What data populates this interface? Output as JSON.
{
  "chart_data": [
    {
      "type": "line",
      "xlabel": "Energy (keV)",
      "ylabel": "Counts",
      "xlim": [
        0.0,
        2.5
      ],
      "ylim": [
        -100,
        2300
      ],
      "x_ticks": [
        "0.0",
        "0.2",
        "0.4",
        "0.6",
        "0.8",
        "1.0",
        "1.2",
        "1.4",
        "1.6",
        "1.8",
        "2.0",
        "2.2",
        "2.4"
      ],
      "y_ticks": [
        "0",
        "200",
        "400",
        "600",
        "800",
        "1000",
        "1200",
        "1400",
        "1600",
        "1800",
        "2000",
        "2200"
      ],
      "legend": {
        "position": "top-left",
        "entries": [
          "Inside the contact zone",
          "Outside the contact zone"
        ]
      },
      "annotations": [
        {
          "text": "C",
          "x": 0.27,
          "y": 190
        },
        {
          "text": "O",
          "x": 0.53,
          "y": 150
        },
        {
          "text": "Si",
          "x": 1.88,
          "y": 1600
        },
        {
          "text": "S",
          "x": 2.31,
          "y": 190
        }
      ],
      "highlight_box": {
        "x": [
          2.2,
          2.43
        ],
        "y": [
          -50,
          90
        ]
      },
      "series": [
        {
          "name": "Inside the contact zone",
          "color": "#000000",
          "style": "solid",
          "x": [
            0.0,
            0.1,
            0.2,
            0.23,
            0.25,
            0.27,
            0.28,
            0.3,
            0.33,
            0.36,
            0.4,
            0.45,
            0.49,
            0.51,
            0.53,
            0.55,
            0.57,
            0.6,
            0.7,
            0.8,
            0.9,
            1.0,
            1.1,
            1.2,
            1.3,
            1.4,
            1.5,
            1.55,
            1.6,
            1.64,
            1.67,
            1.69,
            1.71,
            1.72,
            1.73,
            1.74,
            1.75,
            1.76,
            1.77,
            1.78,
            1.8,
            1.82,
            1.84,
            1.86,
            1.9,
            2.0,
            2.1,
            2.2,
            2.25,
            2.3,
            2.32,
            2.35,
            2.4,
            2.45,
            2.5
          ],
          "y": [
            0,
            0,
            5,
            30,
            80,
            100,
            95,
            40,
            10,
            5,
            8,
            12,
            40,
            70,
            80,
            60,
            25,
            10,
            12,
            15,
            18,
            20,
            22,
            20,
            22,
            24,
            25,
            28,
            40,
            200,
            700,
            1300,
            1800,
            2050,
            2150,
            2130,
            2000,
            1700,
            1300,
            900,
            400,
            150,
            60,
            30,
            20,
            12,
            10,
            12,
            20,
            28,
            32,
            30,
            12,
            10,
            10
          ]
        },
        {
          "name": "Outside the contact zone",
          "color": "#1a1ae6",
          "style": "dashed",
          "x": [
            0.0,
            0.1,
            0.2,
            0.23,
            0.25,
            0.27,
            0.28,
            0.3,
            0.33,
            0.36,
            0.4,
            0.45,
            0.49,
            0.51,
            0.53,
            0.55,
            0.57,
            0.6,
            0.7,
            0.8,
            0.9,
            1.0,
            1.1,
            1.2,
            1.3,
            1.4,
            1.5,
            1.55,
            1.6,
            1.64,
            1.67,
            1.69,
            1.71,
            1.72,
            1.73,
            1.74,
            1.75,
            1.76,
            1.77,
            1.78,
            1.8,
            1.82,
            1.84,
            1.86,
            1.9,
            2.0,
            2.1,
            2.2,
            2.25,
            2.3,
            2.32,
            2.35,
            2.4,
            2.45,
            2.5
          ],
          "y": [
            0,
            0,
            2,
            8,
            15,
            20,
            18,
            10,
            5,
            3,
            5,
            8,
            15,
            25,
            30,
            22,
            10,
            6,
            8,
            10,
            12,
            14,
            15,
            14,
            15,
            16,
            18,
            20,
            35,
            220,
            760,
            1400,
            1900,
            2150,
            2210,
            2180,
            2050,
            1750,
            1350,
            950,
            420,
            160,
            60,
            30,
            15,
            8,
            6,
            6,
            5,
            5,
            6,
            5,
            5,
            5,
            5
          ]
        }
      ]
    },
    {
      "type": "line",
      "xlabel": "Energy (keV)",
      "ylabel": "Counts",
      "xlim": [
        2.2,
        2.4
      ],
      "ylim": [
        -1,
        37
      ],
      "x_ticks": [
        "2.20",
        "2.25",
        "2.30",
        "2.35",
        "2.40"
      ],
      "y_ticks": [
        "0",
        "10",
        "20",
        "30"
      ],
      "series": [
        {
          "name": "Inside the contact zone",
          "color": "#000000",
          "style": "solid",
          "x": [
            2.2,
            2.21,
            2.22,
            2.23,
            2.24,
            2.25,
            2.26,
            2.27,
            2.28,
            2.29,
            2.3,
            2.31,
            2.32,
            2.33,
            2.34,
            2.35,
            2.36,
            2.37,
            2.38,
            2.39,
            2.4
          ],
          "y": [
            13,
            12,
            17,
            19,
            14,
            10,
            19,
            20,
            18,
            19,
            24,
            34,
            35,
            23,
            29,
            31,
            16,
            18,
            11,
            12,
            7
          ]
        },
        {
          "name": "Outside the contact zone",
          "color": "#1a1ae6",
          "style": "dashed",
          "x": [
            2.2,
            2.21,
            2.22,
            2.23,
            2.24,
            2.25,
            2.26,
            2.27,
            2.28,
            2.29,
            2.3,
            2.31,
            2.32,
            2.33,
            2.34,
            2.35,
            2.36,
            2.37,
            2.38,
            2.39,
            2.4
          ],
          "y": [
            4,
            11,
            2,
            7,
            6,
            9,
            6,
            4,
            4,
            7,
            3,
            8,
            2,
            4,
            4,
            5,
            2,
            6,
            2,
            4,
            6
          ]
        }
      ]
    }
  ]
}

====

### Exercise prompt
The records above must be output exactly, in full.

### Correct response
What data populates this interface? Output as JSON.
{
  "chart_data": [
    {
      "type": "line",
      "xlabel": "Energy (keV)",
      "ylabel": "Counts",
      "xlim": [
        0.0,
        2.5
      ],
      "ylim": [
        -100,
        2300
      ],
      "x_ticks": [
        "0.0",
        "0.2",
        "0.4",
        "0.6",
        "0.8",
        "1.0",
        "1.2",
        "1.4",
        "1.6",
        "1.8",
        "2.0",
        "2.2",
        "2.4"
      ],
      "y_ticks": [
        "0",
        "200",
        "400",
        "600",
        "800",
        "1000",
        "1200",
        "1400",
        "1600",
        "1800",
        "2000",
        "2200"
      ],
      "legend": {
        "position": "top-left",
        "entries": [
          "Inside the contact zone",
          "Outside the contact zone"
        ]
      },
      "annotations": [
        {
          "text": "C",
          "x": 0.27,
          "y": 190
        },
        {
          "text": "O",
          "x": 0.53,
          "y": 150
        },
        {
          "text": "Si",
          "x": 1.88,
          "y": 1600
        },
        {
          "text": "S",
          "x": 2.31,
          "y": 190
        }
      ],
      "highlight_box": {
        "x": [
          2.2,
          2.43
        ],
        "y": [
          -50,
          90
        ]
      },
      "series": [
        {
          "name": "Inside the contact zone",
          "color": "#000000",
          "style": "solid",
          "x": [
            0.0,
            0.1,
            0.2,
            0.23,
            0.25,
            0.27,
            0.28,
            0.3,
            0.33,
            0.36,
            0.4,
            0.45,
            0.49,
            0.51,
            0.53,
            0.55,
            0.57,
            0.6,
            0.7,
            0.8,
            0.9,
            1.0,
            1.1,
            1.2,
            1.3,
            1.4,
            1.5,
            1.55,
            1.6,
            1.64,
            1.67,
            1.69,
            1.71,
            1.72,
            1.73,
            1.74,
            1.75,
            1.76,
            1.77,
            1.78,
            1.8,
            1.82,
            1.84,
            1.86,
            1.9,
            2.0,
            2.1,
            2.2,
            2.25,
            2.3,
            2.32,
            2.35,
            2.4,
            2.45,
            2.5
          ],
          "y": [
            0,
            0,
            5,
            30,
            80,
            100,
            95,
            40,
            10,
            5,
            8,
            12,
            40,
            70,
            80,
            60,
            25,
            10,
            12,
            15,
            18,
            20,
            22,
            20,
            22,
            24,
            25,
            28,
            40,
            200,
            700,
            1300,
            1800,
            2050,
            2150,
            2130,
            2000,
            1700,
            1300,
            900,
            400,
            150,
            60,
            30,
            20,
            12,
            10,
            12,
            20,
            28,
            32,
            30,
            12,
            10,
            10
          ]
        },
        {
          "name": "Outside the contact zone",
          "color": "#1a1ae6",
          "style": "dashed",
          "x": [
            0.0,
            0.1,
            0.2,
            0.23,
            0.25,
            0.27,
            0.28,
            0.3,
            0.33,
            0.36,
            0.4,
            0.45,
            0.49,
            0.51,
            0.53,
            0.55,
            0.57,
            0.6,
            0.7,
            0.8,
            0.9,
            1.0,
            1.1,
            1.2,
            1.3,
            1.4,
            1.5,
            1.55,
            1.6,
            1.64,
            1.67,
            1.69,
            1.71,
            1.72,
            1.73,
            1.74,
            1.75,
            1.76,
            1.77,
            1.78,
            1.8,
            1.82,
            1.84,
            1.86,
            1.9,
            2.0,
            2.1,
            2.2,
            2.25,
            2.3,
            2.32,
            2.35,
            2.4,
            2.45,
            2.5
          ],
          "y": [
            0,
            0,
            2,
            8,
            15,
            20,
            18,
            10,
            5,
            3,
            5,
            8,
            15,
            25,
            30,
            22,
            10,
            6,
            8,
            10,
            12,
            14,
            15,
            14,
            15,
            16,
            18,
            20,
            35,
            220,
            760,
            1400,
            1900,
            2150,
            2210,
            2180,
            2050,
            1750,
            1350,
            950,
            420,
            160,
            60,
            30,
            15,
            8,
            6,
            6,
            5,
            5,
            6,
            5,
            5,
            5,
            5
          ]
        }
      ]
    },
    {
      "type": "line",
      "xlabel": "Energy (keV)",
      "ylabel": "Counts",
      "xlim": [
        2.2,
        2.4
      ],
      "ylim": [
        -1,
        37
      ],
      "x_ticks": [
        "2.20",
        "2.25",
        "2.30",
        "2.35",
        "2.40"
      ],
      "y_ticks": [
        "0",
        "10",
        "20",
        "30"
      ],
      "series": [
        {
          "name": "Inside the contact zone",
          "color": "#000000",
          "style": "solid",
          "x": [
            2.2,
            2.21,
            2.22,
            2.23,
            2.24,
            2.25,
            2.26,
            2.27,
            2.28,
            2.29,
            2.3,
            2.31,
            2.32,
            2.33,
            2.34,
            2.35,
            2.36,
            2.37,
            2.38,
            2.39,
            2.4
          ],
          "y": [
            13,
            12,
            17,
            19,
            14,
            10,
            19,
            20,
            18,
            19,
            24,
            34,
            35,
            23,
            29,
            31,
            16,
            18,
            11,
            12,
            7
          ]
        },
        {
          "name": "Outside the contact zone",
          "color": "#1a1ae6",
          "style": "dashed",
          "x": [
            2.2,
            2.21,
            2.22,
            2.23,
            2.24,
            2.25,
            2.26,
            2.27,
            2.28,
            2.29,
            2.3,
            2.31,
            2.32,
            2.33,
            2.34,
            2.35,
            2.36,
            2.37,
            2.38,
            2.39,
            2.4
          ],
          "y": [
            4,
            11,
            2,
            7,
            6,
            9,
            6,
            4,
            4,
            7,
            3,
            8,
            2,
            4,
            4,
            5,
            2,
            6,
            2,
            4,
            6
          ]
        }
      ]
    }
  ]
}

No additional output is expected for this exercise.